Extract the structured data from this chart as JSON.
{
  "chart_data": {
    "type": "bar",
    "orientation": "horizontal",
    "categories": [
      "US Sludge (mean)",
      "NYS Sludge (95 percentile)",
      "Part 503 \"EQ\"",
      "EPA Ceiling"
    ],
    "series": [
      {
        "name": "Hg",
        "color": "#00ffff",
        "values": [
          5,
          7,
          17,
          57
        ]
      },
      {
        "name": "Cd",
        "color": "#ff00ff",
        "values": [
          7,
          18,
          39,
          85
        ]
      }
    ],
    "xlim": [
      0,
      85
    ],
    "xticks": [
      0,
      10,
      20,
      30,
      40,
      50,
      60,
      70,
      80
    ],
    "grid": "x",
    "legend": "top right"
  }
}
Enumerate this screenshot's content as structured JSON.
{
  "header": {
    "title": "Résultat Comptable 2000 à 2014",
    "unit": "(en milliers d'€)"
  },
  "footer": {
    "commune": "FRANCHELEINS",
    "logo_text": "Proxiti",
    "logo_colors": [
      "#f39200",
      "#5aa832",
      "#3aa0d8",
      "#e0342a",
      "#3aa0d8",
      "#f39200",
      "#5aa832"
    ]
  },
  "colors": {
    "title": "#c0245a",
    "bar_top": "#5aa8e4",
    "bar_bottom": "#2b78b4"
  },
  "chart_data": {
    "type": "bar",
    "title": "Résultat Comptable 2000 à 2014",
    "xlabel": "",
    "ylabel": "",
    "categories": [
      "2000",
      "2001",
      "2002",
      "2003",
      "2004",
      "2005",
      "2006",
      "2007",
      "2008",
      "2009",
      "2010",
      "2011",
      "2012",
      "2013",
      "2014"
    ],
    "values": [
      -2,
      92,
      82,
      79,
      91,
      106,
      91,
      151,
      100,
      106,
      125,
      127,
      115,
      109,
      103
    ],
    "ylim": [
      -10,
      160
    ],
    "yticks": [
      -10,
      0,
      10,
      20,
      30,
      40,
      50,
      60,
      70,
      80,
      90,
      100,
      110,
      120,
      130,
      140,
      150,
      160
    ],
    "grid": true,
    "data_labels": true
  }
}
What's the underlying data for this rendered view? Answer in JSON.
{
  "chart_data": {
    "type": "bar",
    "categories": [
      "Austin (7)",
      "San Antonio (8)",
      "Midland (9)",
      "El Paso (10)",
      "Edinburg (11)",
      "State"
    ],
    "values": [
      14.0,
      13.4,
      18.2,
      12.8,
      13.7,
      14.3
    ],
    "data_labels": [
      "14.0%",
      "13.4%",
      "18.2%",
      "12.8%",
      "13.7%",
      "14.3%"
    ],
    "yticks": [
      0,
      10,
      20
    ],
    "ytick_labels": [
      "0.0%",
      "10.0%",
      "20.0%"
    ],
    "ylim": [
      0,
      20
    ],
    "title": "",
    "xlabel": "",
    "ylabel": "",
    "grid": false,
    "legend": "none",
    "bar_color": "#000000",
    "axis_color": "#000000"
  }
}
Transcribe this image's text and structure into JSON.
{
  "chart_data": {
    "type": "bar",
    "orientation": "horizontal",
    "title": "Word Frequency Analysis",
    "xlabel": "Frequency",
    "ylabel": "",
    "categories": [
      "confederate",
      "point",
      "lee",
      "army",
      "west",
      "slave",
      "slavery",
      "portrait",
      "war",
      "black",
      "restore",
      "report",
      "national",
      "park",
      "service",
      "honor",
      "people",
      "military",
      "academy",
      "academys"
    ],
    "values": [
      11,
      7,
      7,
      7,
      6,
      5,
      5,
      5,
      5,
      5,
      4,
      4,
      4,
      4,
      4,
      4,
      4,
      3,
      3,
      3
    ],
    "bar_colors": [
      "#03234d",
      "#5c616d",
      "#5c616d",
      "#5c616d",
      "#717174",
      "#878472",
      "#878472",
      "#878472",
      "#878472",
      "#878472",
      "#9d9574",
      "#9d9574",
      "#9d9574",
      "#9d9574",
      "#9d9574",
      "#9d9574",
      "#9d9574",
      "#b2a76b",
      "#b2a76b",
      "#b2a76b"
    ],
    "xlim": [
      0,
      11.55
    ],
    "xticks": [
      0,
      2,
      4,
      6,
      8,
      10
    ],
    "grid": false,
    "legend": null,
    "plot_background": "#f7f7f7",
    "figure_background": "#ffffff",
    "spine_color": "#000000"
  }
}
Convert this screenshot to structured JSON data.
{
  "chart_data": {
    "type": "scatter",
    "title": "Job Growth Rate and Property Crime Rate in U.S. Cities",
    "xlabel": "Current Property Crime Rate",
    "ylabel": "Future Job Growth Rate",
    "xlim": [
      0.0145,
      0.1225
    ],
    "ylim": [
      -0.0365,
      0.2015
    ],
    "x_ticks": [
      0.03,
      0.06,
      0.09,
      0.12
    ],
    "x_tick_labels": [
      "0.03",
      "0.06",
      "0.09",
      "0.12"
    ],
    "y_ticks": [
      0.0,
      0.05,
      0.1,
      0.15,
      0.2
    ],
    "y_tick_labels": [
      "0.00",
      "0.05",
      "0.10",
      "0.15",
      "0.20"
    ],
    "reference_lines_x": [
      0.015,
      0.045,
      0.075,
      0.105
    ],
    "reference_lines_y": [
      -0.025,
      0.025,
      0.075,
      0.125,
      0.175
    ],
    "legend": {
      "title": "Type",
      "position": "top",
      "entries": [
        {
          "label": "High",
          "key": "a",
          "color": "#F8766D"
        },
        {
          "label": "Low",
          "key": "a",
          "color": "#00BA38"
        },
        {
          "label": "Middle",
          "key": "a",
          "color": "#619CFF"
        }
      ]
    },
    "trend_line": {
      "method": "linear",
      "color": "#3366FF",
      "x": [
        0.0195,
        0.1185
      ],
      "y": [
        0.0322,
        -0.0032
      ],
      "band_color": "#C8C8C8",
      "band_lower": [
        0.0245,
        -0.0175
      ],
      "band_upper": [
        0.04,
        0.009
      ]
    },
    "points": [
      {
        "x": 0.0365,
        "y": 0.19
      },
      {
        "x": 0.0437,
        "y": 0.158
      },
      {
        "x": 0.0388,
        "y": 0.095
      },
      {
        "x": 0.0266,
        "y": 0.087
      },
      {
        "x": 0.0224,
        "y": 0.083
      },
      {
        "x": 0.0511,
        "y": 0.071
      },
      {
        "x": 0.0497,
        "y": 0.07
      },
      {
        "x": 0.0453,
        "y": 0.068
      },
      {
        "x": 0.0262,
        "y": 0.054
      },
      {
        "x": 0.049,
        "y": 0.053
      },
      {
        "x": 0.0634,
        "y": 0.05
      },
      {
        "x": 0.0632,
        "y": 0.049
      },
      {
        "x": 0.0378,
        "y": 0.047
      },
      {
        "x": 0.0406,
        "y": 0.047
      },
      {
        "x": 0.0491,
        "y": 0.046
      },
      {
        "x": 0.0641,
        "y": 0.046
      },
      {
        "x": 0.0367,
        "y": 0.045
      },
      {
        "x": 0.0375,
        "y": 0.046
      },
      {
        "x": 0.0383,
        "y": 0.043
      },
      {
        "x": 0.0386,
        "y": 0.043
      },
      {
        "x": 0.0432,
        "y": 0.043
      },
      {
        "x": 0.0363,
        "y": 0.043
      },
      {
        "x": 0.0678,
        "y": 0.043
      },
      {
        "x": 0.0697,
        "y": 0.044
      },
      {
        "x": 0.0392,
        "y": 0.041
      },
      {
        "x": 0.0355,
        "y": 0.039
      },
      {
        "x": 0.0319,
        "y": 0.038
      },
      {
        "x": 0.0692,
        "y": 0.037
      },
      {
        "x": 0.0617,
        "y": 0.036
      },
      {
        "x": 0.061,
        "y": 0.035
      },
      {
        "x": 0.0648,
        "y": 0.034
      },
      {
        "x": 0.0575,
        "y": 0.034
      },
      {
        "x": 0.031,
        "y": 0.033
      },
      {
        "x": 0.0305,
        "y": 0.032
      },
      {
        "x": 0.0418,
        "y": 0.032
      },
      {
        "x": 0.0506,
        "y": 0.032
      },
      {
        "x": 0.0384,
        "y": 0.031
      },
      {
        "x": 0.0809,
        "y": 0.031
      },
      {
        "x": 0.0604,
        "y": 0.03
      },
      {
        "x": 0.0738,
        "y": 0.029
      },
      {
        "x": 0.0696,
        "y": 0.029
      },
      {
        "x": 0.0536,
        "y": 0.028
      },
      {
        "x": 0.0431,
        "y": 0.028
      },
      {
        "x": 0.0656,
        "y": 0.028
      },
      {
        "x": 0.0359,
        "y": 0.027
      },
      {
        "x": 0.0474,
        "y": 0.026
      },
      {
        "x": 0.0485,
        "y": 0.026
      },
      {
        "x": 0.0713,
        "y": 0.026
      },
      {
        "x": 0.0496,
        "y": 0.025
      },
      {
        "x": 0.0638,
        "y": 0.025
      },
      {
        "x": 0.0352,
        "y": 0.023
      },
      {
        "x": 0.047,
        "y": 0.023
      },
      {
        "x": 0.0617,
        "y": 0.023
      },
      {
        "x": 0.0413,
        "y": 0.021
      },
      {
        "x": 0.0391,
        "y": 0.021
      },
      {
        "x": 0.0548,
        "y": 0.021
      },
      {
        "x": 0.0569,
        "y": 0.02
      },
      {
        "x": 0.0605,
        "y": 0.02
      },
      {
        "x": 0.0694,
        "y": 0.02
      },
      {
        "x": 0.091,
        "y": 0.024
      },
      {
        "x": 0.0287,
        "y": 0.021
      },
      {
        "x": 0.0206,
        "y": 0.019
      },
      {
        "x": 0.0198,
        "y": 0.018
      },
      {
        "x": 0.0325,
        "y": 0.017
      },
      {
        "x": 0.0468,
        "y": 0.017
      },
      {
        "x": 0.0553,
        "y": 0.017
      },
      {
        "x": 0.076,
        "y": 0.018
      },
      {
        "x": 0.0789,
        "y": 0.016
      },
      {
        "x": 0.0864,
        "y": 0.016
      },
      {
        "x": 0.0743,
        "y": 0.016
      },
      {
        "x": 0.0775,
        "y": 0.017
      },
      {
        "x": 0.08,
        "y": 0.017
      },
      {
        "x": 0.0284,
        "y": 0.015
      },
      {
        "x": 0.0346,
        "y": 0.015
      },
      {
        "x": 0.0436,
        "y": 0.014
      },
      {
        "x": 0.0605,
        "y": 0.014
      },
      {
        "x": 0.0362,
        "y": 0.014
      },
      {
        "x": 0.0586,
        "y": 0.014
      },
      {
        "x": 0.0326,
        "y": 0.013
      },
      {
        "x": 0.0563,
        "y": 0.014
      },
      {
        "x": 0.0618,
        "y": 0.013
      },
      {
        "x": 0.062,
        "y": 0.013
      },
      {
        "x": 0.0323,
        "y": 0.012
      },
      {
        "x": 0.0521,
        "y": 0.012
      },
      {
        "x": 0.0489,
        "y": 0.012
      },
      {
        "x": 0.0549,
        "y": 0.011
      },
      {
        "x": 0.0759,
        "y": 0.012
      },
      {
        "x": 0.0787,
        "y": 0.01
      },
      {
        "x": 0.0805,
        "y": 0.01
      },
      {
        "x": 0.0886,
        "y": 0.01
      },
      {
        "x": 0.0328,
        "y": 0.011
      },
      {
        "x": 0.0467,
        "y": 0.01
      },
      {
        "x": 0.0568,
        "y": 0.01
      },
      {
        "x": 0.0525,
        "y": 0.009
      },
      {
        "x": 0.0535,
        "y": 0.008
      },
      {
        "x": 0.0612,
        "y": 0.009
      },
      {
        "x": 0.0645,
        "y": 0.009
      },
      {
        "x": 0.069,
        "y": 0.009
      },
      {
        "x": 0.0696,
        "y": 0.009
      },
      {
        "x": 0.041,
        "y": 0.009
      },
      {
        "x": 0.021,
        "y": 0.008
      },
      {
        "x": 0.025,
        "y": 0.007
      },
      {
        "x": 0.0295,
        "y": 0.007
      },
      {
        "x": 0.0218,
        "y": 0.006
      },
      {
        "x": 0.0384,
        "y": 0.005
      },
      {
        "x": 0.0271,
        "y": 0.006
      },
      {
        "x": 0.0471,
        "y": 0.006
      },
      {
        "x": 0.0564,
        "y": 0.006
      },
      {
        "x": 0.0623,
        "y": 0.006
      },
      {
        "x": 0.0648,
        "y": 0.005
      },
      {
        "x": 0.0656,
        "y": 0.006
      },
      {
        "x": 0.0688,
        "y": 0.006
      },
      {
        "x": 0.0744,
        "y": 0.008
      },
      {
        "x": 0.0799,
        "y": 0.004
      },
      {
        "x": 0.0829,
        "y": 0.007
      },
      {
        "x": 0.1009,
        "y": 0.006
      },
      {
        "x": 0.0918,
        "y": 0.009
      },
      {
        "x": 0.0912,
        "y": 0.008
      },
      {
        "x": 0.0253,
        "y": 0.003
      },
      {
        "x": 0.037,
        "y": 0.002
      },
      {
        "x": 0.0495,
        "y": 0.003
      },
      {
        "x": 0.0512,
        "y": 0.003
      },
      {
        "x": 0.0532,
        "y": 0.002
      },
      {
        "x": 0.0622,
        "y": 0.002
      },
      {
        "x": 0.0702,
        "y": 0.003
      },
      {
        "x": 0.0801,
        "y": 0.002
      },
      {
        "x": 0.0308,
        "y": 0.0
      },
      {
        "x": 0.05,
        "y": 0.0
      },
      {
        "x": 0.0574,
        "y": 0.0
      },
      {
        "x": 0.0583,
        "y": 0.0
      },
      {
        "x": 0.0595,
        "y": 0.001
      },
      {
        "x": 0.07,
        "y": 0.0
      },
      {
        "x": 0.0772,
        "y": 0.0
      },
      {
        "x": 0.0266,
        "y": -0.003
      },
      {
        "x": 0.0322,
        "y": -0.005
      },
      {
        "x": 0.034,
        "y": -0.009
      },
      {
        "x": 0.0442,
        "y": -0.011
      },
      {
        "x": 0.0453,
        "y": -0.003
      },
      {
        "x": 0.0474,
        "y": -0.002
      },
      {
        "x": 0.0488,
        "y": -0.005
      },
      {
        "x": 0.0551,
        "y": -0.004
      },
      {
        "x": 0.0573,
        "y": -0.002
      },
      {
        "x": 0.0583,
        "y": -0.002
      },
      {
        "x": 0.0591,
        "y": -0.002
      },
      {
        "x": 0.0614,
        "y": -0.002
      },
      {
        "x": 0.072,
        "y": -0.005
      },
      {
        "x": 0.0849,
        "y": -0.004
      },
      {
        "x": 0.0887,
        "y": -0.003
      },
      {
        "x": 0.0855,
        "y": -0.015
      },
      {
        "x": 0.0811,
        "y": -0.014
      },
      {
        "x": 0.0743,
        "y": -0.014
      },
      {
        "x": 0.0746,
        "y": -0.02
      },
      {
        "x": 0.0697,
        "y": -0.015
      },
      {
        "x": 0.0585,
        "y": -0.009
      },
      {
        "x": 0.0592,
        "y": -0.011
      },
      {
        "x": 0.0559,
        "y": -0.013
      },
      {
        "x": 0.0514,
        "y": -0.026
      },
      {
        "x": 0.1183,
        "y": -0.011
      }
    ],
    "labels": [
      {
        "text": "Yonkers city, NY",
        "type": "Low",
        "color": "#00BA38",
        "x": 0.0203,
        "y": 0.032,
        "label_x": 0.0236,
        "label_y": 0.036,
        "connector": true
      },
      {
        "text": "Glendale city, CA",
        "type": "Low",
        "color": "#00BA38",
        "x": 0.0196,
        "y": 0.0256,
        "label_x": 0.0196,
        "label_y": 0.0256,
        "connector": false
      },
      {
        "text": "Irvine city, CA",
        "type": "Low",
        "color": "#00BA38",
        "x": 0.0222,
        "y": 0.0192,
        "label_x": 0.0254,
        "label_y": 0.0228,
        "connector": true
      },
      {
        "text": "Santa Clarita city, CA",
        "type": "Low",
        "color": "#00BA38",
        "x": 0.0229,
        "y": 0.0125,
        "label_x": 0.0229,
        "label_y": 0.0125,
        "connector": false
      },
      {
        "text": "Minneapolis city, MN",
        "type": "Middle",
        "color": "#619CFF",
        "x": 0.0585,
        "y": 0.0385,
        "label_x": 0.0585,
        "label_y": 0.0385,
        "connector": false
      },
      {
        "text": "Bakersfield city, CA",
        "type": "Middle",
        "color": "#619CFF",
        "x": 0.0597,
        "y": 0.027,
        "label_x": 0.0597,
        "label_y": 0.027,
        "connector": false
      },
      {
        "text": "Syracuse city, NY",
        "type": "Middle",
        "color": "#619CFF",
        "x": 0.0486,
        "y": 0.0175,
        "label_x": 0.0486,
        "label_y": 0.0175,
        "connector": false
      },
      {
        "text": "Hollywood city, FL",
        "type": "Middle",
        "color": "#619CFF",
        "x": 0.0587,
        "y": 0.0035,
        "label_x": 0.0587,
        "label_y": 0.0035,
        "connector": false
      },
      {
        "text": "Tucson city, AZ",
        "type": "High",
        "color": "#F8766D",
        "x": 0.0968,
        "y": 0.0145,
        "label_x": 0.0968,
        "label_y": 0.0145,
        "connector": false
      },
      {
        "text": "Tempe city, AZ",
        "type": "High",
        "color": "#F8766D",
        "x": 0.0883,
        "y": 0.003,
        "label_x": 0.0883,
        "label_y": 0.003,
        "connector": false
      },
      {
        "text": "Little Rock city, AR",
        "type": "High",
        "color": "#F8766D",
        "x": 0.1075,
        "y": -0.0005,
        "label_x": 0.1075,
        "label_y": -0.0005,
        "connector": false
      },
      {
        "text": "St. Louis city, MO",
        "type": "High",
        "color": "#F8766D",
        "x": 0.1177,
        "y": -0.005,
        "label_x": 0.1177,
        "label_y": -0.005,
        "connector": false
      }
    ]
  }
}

━━━

To be done:
In the listing, find every line containing the word "legend" and list it.

Exercise result:
    "legend": "top right"
    "legend": "none",
    "legend": null,
    "legend": {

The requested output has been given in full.